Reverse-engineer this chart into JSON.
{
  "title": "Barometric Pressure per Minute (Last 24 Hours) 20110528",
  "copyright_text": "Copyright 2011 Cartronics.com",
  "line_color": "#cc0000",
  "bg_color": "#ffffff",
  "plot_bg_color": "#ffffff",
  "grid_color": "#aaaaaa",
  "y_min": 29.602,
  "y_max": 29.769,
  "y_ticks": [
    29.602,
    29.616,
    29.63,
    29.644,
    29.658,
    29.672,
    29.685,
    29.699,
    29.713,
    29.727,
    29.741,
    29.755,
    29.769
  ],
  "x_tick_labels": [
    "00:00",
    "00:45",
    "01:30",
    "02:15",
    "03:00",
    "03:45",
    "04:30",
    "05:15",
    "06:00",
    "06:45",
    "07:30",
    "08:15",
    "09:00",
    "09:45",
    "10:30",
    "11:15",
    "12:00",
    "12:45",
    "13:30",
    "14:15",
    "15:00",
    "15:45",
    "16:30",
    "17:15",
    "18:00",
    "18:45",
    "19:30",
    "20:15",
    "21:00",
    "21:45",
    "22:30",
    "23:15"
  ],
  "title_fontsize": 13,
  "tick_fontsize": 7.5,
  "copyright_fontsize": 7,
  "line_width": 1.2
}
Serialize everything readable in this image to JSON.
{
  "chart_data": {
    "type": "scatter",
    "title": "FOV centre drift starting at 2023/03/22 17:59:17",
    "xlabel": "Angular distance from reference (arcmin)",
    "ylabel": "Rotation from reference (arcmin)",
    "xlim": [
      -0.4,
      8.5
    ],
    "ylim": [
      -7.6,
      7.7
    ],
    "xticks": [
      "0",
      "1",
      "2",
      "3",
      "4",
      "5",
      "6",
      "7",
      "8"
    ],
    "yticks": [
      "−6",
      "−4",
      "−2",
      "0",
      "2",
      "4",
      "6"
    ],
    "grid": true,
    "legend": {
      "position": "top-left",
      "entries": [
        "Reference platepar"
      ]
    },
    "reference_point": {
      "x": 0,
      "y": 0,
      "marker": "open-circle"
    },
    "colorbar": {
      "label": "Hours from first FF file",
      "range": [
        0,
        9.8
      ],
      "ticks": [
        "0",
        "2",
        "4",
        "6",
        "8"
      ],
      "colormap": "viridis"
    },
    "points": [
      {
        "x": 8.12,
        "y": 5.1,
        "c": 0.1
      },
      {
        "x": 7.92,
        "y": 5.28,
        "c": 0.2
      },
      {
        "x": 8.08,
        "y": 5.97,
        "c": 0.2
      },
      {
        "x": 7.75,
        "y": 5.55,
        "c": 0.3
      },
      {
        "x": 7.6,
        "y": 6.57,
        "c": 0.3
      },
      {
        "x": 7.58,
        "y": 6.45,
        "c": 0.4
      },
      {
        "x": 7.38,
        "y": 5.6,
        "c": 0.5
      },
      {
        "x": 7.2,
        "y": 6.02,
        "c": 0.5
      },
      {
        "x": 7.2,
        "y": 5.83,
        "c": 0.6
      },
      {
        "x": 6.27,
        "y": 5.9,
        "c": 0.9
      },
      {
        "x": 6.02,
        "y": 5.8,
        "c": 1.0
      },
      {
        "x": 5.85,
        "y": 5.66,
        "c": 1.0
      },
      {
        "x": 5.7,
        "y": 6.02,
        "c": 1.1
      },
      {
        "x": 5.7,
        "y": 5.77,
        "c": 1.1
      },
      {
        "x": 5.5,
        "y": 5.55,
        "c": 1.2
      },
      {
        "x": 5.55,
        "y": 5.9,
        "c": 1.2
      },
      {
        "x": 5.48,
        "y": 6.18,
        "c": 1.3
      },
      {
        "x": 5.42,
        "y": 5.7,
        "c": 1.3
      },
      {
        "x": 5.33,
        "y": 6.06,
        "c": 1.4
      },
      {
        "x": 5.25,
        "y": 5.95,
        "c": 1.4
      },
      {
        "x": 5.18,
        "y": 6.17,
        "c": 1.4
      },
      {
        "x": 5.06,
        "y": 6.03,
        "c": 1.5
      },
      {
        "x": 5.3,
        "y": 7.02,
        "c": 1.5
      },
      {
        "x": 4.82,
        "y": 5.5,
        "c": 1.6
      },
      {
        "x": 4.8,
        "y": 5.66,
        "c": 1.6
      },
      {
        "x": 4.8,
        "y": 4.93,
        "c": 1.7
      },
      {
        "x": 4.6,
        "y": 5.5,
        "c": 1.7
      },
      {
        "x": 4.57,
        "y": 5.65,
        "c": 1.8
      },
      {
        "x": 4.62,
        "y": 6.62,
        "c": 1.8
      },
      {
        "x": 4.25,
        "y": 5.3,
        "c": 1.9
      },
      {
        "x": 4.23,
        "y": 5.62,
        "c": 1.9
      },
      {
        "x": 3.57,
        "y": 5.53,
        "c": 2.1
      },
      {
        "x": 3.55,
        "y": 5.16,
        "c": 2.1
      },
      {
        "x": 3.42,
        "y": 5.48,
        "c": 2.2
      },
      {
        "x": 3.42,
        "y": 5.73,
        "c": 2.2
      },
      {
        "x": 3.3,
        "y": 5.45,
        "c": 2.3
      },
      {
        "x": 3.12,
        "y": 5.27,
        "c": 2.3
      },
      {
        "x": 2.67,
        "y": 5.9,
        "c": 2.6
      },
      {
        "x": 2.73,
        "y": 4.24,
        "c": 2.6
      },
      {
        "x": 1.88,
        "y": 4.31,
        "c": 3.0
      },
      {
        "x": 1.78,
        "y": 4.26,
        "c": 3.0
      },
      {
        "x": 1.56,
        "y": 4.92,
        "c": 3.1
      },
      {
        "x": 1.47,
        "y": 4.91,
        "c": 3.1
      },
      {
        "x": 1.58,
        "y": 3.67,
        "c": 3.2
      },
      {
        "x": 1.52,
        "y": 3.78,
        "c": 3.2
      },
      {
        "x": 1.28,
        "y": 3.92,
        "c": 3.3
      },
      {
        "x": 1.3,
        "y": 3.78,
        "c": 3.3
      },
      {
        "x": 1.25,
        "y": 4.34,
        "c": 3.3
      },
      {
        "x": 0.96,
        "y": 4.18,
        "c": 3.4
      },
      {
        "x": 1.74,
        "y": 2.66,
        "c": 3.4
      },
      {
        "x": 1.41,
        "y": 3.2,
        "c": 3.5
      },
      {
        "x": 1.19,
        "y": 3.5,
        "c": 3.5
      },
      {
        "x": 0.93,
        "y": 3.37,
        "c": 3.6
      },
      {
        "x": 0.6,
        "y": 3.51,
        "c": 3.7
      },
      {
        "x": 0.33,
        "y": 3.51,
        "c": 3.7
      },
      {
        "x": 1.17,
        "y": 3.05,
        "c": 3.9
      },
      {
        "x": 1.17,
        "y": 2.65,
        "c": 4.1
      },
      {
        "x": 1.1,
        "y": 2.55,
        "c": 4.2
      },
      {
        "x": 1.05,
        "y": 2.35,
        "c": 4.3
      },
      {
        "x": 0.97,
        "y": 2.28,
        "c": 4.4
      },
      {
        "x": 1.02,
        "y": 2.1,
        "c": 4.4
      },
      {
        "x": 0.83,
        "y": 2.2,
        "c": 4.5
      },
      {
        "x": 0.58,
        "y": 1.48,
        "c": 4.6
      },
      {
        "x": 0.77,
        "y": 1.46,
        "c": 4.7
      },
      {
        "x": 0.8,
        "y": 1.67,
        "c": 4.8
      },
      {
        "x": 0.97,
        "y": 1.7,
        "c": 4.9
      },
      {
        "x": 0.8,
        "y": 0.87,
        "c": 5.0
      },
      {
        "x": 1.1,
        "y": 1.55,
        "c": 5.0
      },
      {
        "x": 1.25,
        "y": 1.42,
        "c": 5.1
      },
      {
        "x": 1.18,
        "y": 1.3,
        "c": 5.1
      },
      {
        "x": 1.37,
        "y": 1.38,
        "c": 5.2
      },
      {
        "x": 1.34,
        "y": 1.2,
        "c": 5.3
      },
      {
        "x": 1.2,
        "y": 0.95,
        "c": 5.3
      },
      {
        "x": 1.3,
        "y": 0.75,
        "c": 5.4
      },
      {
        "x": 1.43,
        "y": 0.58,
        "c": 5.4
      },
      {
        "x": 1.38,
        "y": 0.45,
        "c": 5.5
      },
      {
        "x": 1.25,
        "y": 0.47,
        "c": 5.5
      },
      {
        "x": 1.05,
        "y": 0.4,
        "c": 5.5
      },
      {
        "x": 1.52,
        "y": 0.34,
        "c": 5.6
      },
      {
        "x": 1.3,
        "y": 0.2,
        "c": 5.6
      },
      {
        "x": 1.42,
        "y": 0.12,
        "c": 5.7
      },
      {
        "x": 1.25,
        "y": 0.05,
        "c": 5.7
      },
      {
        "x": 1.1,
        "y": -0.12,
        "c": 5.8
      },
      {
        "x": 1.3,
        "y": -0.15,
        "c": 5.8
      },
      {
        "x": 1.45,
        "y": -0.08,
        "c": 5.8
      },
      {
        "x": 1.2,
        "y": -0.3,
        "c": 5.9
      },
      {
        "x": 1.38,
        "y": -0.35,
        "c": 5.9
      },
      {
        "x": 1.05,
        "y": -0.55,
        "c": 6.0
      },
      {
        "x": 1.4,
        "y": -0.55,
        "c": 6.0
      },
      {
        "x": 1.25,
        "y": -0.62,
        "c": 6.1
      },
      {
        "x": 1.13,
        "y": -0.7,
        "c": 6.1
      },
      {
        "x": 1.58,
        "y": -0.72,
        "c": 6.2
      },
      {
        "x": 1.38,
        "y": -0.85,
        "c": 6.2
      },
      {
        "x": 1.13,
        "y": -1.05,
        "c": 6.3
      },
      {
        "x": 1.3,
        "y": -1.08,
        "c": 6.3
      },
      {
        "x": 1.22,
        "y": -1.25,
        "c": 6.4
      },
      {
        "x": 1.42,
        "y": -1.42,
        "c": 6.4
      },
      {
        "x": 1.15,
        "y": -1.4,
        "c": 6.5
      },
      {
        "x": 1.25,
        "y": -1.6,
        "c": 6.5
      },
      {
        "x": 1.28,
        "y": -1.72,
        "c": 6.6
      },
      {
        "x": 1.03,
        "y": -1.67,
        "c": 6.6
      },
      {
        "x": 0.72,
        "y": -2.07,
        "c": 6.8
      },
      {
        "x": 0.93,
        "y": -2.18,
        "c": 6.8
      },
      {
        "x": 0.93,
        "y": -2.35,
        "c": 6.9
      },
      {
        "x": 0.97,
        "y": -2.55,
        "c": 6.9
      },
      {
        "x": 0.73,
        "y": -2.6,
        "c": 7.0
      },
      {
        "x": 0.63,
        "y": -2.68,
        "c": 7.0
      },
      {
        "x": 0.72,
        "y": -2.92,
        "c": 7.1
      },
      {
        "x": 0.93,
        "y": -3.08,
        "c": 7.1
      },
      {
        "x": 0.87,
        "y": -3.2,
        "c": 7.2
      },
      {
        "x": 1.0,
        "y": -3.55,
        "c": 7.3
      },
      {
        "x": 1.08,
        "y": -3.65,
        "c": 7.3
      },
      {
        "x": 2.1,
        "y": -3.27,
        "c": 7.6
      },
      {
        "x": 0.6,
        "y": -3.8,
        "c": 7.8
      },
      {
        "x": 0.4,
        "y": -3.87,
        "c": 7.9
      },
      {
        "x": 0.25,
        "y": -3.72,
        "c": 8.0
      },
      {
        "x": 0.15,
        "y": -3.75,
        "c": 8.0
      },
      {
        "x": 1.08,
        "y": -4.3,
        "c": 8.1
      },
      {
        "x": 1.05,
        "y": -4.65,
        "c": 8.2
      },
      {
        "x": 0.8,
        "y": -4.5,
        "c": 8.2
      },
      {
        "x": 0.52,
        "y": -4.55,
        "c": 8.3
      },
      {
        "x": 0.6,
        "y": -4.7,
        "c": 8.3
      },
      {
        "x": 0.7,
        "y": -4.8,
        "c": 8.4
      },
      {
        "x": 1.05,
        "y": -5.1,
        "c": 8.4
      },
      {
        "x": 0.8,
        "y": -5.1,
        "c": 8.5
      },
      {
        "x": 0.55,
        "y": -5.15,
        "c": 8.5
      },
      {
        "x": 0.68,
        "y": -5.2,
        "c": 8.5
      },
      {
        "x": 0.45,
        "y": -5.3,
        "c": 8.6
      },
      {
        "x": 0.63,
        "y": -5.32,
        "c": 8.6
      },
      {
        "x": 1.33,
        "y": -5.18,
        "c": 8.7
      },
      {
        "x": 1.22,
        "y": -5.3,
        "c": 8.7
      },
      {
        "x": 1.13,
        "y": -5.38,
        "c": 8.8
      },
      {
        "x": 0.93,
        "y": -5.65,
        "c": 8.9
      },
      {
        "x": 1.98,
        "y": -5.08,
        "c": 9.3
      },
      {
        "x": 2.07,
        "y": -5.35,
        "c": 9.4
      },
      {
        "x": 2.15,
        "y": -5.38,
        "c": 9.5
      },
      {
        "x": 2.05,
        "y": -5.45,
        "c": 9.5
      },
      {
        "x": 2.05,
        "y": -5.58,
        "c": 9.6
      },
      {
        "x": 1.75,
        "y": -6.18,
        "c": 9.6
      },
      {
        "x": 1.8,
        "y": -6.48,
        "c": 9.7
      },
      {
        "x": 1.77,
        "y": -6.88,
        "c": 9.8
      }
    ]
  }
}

──────────────────────────────

Report the number of lines that contain "from", with no other words.

# Solution for this task
3